Objective
From the entries that follow, pick out all lines holding "People".

Data listing
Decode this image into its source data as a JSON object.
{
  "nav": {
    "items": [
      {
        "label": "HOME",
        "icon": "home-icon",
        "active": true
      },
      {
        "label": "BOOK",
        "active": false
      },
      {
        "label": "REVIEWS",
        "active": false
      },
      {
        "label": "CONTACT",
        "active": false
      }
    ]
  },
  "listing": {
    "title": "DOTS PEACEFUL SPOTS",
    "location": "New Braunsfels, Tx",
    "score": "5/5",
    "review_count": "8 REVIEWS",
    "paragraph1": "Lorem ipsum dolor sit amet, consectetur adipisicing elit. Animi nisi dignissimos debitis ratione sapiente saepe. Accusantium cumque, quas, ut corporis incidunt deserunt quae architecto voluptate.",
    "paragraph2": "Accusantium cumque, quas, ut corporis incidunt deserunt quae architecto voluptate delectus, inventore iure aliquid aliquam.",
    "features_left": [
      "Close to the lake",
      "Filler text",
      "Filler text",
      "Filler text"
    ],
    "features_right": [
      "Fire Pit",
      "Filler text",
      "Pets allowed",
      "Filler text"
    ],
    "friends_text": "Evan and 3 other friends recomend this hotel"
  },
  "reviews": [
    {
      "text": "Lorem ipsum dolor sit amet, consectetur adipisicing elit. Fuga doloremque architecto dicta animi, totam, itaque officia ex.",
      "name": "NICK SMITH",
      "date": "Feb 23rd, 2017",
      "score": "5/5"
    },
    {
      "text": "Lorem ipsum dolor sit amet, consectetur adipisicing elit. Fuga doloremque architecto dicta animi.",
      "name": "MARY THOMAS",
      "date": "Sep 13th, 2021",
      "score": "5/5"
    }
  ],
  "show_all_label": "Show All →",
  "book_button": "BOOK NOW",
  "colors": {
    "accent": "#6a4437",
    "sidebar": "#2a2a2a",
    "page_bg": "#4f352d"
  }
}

...

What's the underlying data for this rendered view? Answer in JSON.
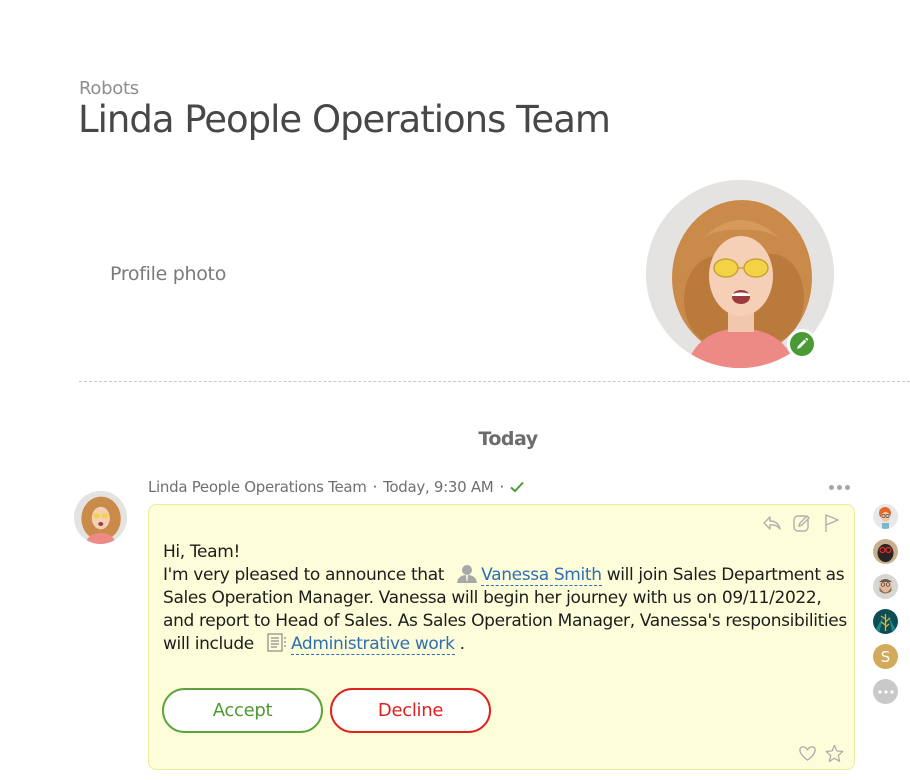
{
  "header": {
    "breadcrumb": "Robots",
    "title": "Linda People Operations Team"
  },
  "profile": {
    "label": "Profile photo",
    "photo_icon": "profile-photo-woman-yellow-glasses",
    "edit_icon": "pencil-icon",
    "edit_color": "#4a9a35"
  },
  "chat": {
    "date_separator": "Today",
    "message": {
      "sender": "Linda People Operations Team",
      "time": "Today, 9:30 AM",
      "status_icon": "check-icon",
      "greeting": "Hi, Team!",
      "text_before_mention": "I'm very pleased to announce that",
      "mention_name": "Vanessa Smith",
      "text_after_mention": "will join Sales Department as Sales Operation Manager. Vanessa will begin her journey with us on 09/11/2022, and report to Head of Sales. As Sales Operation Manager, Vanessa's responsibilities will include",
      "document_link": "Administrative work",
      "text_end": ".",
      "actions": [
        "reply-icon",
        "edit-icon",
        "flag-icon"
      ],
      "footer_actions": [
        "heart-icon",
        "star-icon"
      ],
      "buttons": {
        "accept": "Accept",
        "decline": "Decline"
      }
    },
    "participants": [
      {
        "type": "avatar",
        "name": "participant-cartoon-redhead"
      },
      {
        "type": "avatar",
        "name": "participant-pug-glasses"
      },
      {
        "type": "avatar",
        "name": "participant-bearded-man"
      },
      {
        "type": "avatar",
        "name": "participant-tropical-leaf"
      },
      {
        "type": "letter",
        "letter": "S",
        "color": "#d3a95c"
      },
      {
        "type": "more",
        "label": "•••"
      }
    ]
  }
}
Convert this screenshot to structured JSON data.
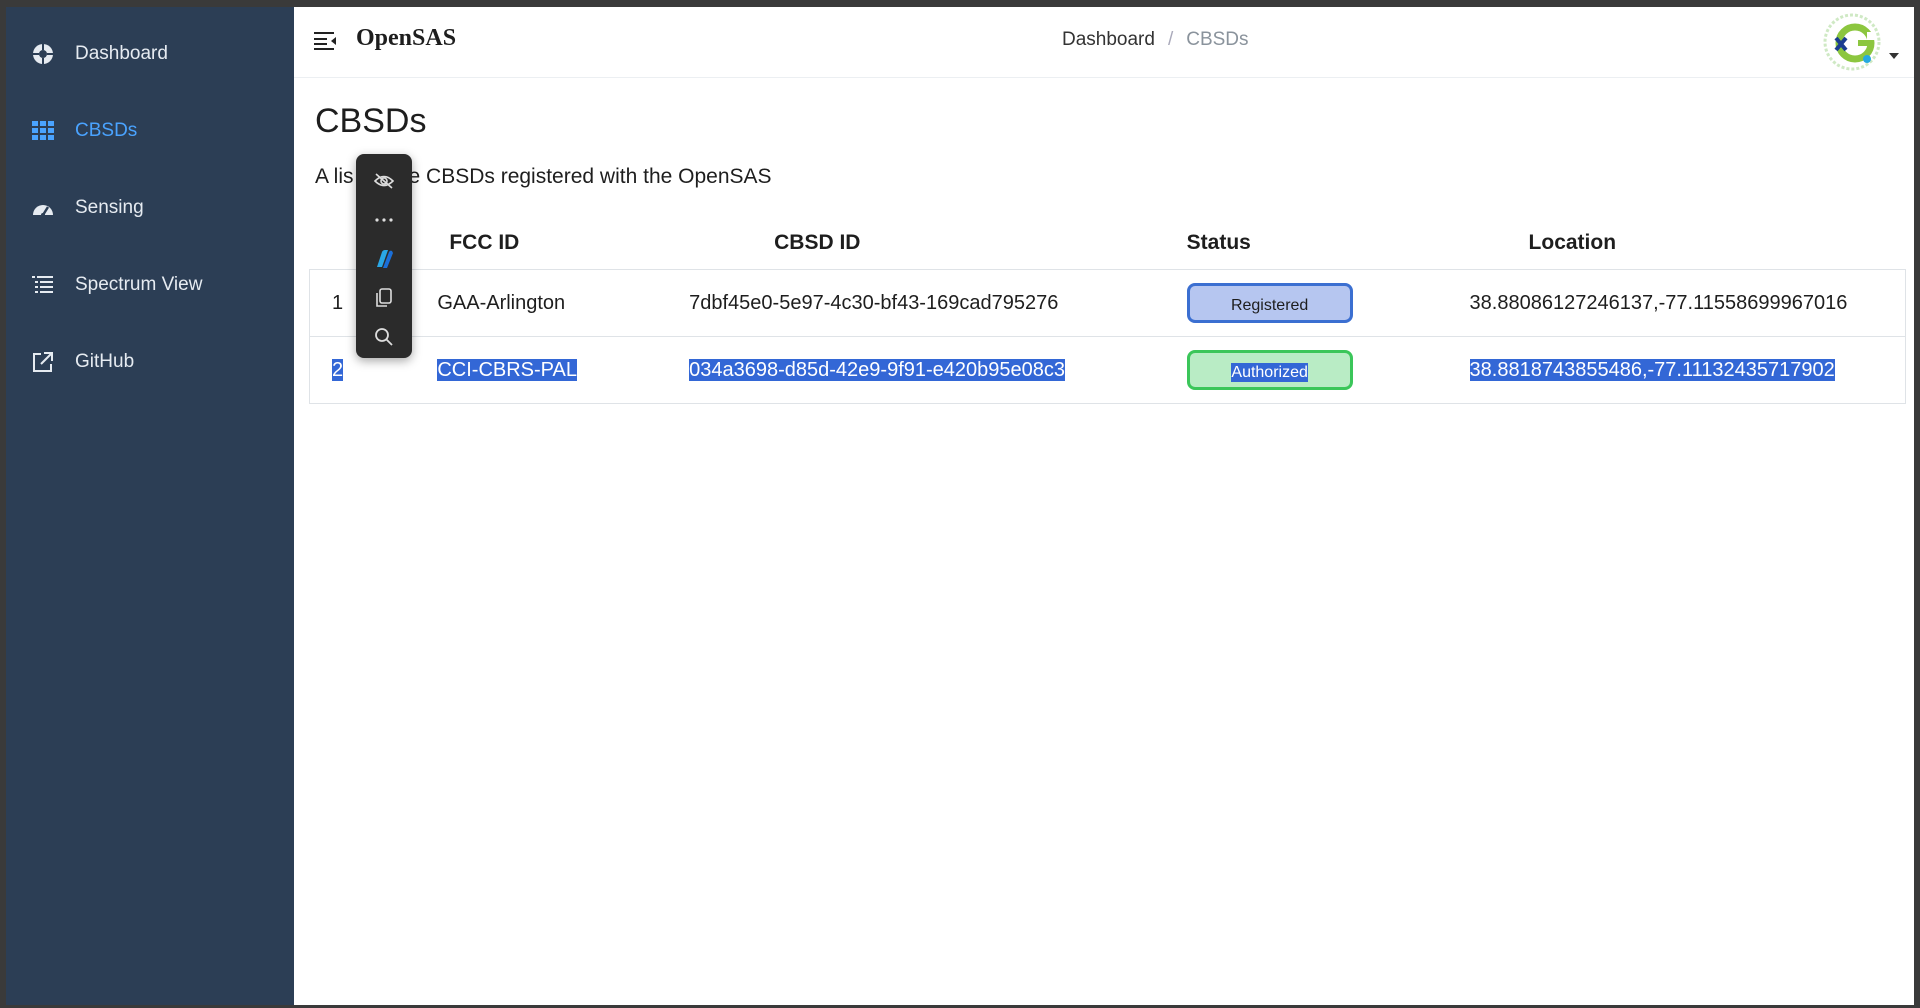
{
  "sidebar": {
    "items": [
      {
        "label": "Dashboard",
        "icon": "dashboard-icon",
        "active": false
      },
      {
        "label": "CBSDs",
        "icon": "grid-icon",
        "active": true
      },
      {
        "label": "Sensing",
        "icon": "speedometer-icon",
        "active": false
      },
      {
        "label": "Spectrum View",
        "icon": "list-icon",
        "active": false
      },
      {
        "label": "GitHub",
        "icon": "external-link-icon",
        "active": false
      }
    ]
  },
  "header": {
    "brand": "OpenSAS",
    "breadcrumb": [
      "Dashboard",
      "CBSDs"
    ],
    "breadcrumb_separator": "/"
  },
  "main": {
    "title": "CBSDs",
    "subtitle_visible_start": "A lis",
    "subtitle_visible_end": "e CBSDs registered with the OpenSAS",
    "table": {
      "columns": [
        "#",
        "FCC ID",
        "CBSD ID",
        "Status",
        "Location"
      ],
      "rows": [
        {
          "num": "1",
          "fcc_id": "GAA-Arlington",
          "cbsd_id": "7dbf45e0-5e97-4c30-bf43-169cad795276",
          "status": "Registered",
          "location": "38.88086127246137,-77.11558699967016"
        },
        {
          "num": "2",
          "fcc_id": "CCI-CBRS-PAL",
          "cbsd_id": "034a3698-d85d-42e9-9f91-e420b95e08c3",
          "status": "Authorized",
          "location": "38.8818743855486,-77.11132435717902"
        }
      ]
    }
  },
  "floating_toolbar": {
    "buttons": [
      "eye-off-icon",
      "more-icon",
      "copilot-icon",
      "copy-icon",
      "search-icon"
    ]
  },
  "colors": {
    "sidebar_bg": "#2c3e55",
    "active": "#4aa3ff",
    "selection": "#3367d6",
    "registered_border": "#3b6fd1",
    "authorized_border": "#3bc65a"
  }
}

...

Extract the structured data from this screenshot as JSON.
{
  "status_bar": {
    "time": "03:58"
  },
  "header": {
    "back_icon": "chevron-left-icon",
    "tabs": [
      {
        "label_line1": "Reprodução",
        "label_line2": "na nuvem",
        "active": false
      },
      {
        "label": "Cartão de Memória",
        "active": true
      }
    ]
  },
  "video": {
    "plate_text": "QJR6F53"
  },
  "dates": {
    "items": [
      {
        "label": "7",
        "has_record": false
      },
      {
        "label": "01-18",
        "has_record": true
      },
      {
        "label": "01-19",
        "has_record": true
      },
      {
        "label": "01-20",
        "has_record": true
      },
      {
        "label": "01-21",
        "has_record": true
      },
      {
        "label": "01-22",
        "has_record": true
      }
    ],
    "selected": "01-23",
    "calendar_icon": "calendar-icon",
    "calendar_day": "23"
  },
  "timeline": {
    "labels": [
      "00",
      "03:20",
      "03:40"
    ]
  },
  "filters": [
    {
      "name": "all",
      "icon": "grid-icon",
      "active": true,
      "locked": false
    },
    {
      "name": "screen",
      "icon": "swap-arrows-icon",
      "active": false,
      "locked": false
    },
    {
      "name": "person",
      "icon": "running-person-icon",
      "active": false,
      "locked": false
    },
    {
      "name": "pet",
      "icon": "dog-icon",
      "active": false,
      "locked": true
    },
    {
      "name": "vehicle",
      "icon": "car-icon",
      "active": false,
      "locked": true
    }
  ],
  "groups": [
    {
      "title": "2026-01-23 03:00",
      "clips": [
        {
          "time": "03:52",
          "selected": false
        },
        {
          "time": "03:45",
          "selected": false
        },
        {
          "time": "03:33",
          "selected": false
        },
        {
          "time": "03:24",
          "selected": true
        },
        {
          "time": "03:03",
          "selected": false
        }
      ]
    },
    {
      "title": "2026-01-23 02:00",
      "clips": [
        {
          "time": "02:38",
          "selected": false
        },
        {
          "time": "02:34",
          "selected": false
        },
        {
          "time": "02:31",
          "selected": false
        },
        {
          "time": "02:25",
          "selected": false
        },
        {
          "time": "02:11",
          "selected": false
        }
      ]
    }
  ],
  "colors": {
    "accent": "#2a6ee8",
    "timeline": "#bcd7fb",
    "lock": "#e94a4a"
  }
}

Output
    "title": "Linda People Operations Team"
      "sender": "Linda People Operations Team",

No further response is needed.